**SET EXERCISE**
Write out the data again in full, exactly as it reads.

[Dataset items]
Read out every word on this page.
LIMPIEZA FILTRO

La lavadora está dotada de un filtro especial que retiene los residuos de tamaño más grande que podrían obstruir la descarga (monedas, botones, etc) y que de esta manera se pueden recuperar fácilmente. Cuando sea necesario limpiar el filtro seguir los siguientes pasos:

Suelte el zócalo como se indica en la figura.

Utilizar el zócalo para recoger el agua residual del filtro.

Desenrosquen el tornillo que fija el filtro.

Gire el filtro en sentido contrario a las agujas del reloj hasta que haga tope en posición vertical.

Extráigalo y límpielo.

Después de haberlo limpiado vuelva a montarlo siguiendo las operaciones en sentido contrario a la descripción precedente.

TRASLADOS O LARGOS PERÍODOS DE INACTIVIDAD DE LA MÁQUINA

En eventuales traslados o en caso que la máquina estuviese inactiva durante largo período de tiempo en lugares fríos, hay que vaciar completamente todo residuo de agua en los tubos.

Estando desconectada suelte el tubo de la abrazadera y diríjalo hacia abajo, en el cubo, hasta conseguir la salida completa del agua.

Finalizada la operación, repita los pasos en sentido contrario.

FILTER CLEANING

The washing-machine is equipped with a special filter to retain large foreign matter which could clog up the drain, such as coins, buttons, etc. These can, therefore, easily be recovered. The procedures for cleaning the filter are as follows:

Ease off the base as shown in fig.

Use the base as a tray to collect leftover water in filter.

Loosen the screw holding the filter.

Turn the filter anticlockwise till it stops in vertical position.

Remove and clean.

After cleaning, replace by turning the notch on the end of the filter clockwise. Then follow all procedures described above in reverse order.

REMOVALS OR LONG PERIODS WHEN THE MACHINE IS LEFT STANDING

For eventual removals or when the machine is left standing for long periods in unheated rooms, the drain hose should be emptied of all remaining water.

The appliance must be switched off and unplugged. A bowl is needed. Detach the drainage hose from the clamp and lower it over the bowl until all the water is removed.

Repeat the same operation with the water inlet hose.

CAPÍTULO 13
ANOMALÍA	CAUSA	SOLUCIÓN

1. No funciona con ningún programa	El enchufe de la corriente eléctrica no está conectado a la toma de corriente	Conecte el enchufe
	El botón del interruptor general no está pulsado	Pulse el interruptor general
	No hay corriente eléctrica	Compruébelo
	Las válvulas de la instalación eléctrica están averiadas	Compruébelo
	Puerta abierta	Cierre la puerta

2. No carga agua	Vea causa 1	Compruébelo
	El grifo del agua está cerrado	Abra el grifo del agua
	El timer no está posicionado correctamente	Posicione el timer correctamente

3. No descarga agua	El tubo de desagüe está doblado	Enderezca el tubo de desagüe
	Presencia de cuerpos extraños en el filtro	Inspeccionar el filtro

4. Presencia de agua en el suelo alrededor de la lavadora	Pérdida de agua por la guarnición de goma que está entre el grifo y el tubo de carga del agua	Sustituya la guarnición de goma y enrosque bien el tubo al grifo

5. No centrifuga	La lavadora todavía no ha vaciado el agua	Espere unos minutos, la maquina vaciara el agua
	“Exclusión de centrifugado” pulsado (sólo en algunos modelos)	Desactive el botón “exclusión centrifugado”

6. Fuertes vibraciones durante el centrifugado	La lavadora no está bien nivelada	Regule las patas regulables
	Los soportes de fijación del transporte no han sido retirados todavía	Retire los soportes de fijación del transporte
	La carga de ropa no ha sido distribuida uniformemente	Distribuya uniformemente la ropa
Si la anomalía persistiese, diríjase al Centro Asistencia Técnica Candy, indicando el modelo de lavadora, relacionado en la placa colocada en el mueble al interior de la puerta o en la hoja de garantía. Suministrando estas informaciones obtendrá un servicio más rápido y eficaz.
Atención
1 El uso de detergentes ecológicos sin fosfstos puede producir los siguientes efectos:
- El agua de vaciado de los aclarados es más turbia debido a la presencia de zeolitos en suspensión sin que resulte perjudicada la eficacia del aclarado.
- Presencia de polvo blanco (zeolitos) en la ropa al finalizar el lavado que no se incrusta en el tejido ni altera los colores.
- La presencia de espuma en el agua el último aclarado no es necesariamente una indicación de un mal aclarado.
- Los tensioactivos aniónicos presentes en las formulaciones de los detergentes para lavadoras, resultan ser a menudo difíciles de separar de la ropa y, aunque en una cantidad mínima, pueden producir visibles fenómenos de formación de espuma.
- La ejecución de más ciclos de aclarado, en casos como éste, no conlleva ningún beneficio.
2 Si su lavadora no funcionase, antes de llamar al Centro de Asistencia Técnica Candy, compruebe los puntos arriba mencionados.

**TASK RESPONSE**
Read out every word on this page.
LIMPIEZA FILTRO

La lavadora está dotada de un filtro especial que retiene los residuos de tamaño más grande que podrían obstruir la descarga (monedas, botones, etc) y que de esta manera se pueden recuperar fácilmente. Cuando sea necesario limpiar el filtro seguir los siguientes pasos:

Suelte el zócalo como se indica en la figura.

Utilizar el zócalo para recoger el agua residual del filtro.

Desenrosquen el tornillo que fija el filtro.

Gire el filtro en sentido contrario a las agujas del reloj hasta que haga tope en posición vertical.

Extráigalo y límpielo.

Después de haberlo limpiado vuelva a montarlo siguiendo las operaciones en sentido contrario a la descripción precedente.

TRASLADOS O LARGOS PERÍODOS DE INACTIVIDAD DE LA MÁQUINA

En eventuales traslados o en caso que la máquina estuviese inactiva durante largo período de tiempo en lugares fríos, hay que vaciar completamente todo residuo de agua en los tubos.

Estando desconectada suelte el tubo de la abrazadera y diríjalo hacia abajo, en el cubo, hasta conseguir la salida completa del agua.

Finalizada la operación, repita los pasos en sentido contrario.

FILTER CLEANING

The washing-machine is equipped with a special filter to retain large foreign matter which could clog up the drain, such as coins, buttons, etc. These can, therefore, easily be recovered. The procedures for cleaning the filter are as follows:

Ease off the base as shown in fig.

Use the base as a tray to collect leftover water in filter.

Loosen the screw holding the filter.

Turn the filter anticlockwise till it stops in vertical position.

Remove and clean.

After cleaning, replace by turning the notch on the end of the filter clockwise. Then follow all procedures described above in reverse order.

REMOVALS OR LONG PERIODS WHEN THE MACHINE IS LEFT STANDING

For eventual removals or when the machine is left standing for long periods in unheated rooms, the drain hose should be emptied of all remaining water.

The appliance must be switched off and unplugged. A bowl is needed. Detach the drainage hose from the clamp and lower it over the bowl until all the water is removed.

Repeat the same operation with the water inlet hose.

CAPÍTULO 13
ANOMALÍA	CAUSA	SOLUCIÓN

1. No funciona con ningún programa	El enchufe de la corriente eléctrica no está conectado a la toma de corriente	Conecte el enchufe
	El botón del interruptor general no está pulsado	Pulse el interruptor general
	No hay corriente eléctrica	Compruébelo
	Las válvulas de la instalación eléctrica están averiadas	Compruébelo
	Puerta abierta	Cierre la puerta

2. No carga agua	Vea causa 1	Compruébelo
	El grifo del agua está cerrado	Abra el grifo del agua
	El timer no está posicionado correctamente	Posicione el timer correctamente

3. No descarga agua	El tubo de desagüe está doblado	Enderezca el tubo de desagüe
	Presencia de cuerpos extraños en el filtro	Inspeccionar el filtro

4. Presencia de agua en el suelo alrededor de la lavadora	Pérdida de agua por la guarnición de goma que está entre el grifo y el tubo de carga del agua	Sustituya la guarnición de goma y enrosque bien el tubo al grifo

5. No centrifuga	La lavadora todavía no ha vaciado el agua	Espere unos minutos, la maquina vaciara el agua
	“Exclusión de centrifugado” pulsado (sólo en algunos modelos)	Desactive el botón “exclusión centrifugado”

6. Fuertes vibraciones durante el centrifugado	La lavadora no está bien nivelada	Regule las patas regulables
	Los soportes de fijación del transporte no han sido retirados todavía	Retire los soportes de fijación del transporte
	La carga de ropa no ha sido distribuida uniformemente	Distribuya uniformemente la ropa
Si la anomalía persistiese, diríjase al Centro Asistencia Técnica Candy, indicando el modelo de lavadora, relacionado en la placa colocada en el mueble al interior de la puerta o en la hoja de garantía. Suministrando estas informaciones obtendrá un servicio más rápido y eficaz.
Atención
1 El uso de detergentes ecológicos sin fosfstos puede producir los siguientes efectos:
- El agua de vaciado de los aclarados es más turbia debido a la presencia de zeolitos en suspensión sin que resulte perjudicada la eficacia del aclarado.
- Presencia de polvo blanco (zeolitos) en la ropa al finalizar el lavado que no se incrusta en el tejido ni altera los colores.
- La presencia de espuma en el agua el último aclarado no es necesariamente una indicación de un mal aclarado.
- Los tensioactivos aniónicos presentes en las formulaciones de los detergentes para lavadoras, resultan ser a menudo difíciles de separar de la ropa y, aunque en una cantidad mínima, pueden producir visibles fenómenos de formación de espuma.
- La ejecución de más ciclos de aclarado, en casos como éste, no conlleva ningún beneficio.
2 Si su lavadora no funcionase, antes de llamar al Centro de Asistencia Técnica Candy, compruebe los puntos arriba mencionados.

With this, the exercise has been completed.